■ Items from a dataset
__________________________________________________

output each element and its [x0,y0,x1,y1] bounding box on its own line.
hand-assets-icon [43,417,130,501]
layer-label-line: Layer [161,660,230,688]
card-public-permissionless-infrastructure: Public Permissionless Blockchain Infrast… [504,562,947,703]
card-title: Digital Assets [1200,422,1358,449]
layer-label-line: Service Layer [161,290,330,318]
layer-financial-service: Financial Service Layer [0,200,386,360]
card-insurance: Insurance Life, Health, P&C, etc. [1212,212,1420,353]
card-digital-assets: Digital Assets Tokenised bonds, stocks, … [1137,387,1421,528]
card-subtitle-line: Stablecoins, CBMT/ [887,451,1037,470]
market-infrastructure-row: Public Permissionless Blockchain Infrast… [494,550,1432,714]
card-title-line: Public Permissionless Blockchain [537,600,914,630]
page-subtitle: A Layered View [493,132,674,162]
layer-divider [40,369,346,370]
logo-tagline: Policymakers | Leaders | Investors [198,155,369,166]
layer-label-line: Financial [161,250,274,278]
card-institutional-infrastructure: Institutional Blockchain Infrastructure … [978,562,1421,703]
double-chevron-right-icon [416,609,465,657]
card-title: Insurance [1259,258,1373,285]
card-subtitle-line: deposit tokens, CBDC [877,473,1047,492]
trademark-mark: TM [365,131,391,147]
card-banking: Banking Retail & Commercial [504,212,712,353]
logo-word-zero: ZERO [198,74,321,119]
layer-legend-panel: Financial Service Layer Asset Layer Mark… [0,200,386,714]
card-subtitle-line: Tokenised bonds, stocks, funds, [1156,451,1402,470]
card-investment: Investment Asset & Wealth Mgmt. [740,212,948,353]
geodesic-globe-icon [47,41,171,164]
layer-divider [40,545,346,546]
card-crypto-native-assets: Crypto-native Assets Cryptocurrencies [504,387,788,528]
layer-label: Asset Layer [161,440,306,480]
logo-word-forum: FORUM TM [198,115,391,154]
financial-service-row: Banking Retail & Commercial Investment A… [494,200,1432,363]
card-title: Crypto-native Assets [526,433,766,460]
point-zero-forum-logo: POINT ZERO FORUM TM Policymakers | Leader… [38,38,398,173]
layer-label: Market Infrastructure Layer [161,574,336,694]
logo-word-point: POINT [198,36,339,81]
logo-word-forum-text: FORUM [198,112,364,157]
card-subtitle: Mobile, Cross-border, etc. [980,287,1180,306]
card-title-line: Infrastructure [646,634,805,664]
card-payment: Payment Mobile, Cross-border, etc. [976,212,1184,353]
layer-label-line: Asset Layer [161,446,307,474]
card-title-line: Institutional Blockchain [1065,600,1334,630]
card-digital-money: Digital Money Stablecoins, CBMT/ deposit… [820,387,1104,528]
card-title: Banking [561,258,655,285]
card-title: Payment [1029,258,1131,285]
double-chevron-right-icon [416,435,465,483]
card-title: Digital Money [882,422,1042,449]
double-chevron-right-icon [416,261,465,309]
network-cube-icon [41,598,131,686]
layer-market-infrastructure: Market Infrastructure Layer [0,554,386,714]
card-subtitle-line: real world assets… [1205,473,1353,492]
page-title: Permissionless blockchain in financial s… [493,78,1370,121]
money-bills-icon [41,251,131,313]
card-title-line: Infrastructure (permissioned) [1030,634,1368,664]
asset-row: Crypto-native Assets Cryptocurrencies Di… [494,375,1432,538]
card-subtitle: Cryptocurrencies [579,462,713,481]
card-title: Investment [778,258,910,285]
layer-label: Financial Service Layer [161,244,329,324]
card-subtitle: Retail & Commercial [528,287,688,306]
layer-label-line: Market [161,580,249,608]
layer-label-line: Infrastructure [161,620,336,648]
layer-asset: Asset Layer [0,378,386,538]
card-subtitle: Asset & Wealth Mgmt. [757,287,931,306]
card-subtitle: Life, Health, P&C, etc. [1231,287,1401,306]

__________________________________________________

Rewrite the records above, renaming every instance of "layer-divider" to "layer-separator" and leaving everything else unchanged.

output each element and its [x0,y0,x1,y1] bounding box on its own line.
hand-assets-icon [43,417,130,501]
layer-label-line: Layer [161,660,230,688]
card-public-permissionless-infrastructure: Public Permissionless Blockchain Infrast… [504,562,947,703]
card-title: Digital Assets [1200,422,1358,449]
layer-label-line: Service Layer [161,290,330,318]
layer-financial-service: Financial Service Layer [0,200,386,360]
card-insurance: Insurance Life, Health, P&C, etc. [1212,212,1420,353]
card-digital-assets: Digital Assets Tokenised bonds, stocks, … [1137,387,1421,528]
card-subtitle-line: Stablecoins, CBMT/ [887,451,1037,470]
market-infrastructure-row: Public Permissionless Blockchain Infrast… [494,550,1432,714]
card-title-line: Public Permissionless Blockchain [537,600,914,630]
page-subtitle: A Layered View [493,132,674,162]
layer-separator [40,369,346,370]
logo-tagline: Policymakers | Leaders | Investors [198,155,369,166]
layer-label-line: Financial [161,250,274,278]
card-institutional-infrastructure: Institutional Blockchain Infrastructure … [978,562,1421,703]
double-chevron-right-icon [416,609,465,657]
card-title: Insurance [1259,258,1373,285]
card-subtitle-line: deposit tokens, CBDC [877,473,1047,492]
trademark-mark: TM [365,131,391,147]
card-banking: Banking Retail & Commercial [504,212,712,353]
logo-word-zero: ZERO [198,74,321,119]
layer-legend-panel: Financial Service Layer Asset Layer Mark… [0,200,386,714]
card-subtitle-line: Tokenised bonds, stocks, funds, [1156,451,1402,470]
card-investment: Investment Asset & Wealth Mgmt. [740,212,948,353]
geodesic-globe-icon [47,41,171,164]
layer-separator [40,545,346,546]
card-crypto-native-assets: Crypto-native Assets Cryptocurrencies [504,387,788,528]
layer-label: Asset Layer [161,440,306,480]
logo-word-forum: FORUM TM [198,115,391,154]
financial-service-row: Banking Retail & Commercial Investment A… [494,200,1432,363]
card-title: Crypto-native Assets [526,433,766,460]
point-zero-forum-logo: POINT ZERO FORUM TM Policymakers | Leader… [38,38,398,173]
layer-label: Market Infrastructure Layer [161,574,336,694]
logo-word-point: POINT [198,36,339,81]
logo-word-forum-text: FORUM [198,112,364,157]
card-subtitle: Mobile, Cross-border, etc. [980,287,1180,306]
card-title-line: Infrastructure [646,634,805,664]
card-payment: Payment Mobile, Cross-border, etc. [976,212,1184,353]
layer-label-line: Asset Layer [161,446,307,474]
card-title-line: Institutional Blockchain [1065,600,1334,630]
card-digital-money: Digital Money Stablecoins, CBMT/ deposit… [820,387,1104,528]
card-title: Banking [561,258,655,285]
card-title: Payment [1029,258,1131,285]
double-chevron-right-icon [416,435,465,483]
card-title: Digital Money [882,422,1042,449]
double-chevron-right-icon [416,261,465,309]
network-cube-icon [41,598,131,686]
layer-market-infrastructure: Market Infrastructure Layer [0,554,386,714]
card-subtitle-line: real world assets… [1205,473,1353,492]
page-title: Permissionless blockchain in financial s… [493,78,1370,121]
money-bills-icon [41,251,131,313]
card-title-line: Infrastructure (permissioned) [1030,634,1368,664]
asset-row: Crypto-native Assets Cryptocurrencies Di… [494,375,1432,538]
card-subtitle: Cryptocurrencies [579,462,713,481]
card-title: Investment [778,258,910,285]
layer-label: Financial Service Layer [161,244,329,324]
card-subtitle: Retail & Commercial [528,287,688,306]
layer-label-line: Market [161,580,249,608]
layer-label-line: Infrastructure [161,620,336,648]
layer-asset: Asset Layer [0,378,386,538]
card-subtitle: Asset & Wealth Mgmt. [757,287,931,306]
card-subtitle: Life, Health, P&C, etc. [1231,287,1401,306]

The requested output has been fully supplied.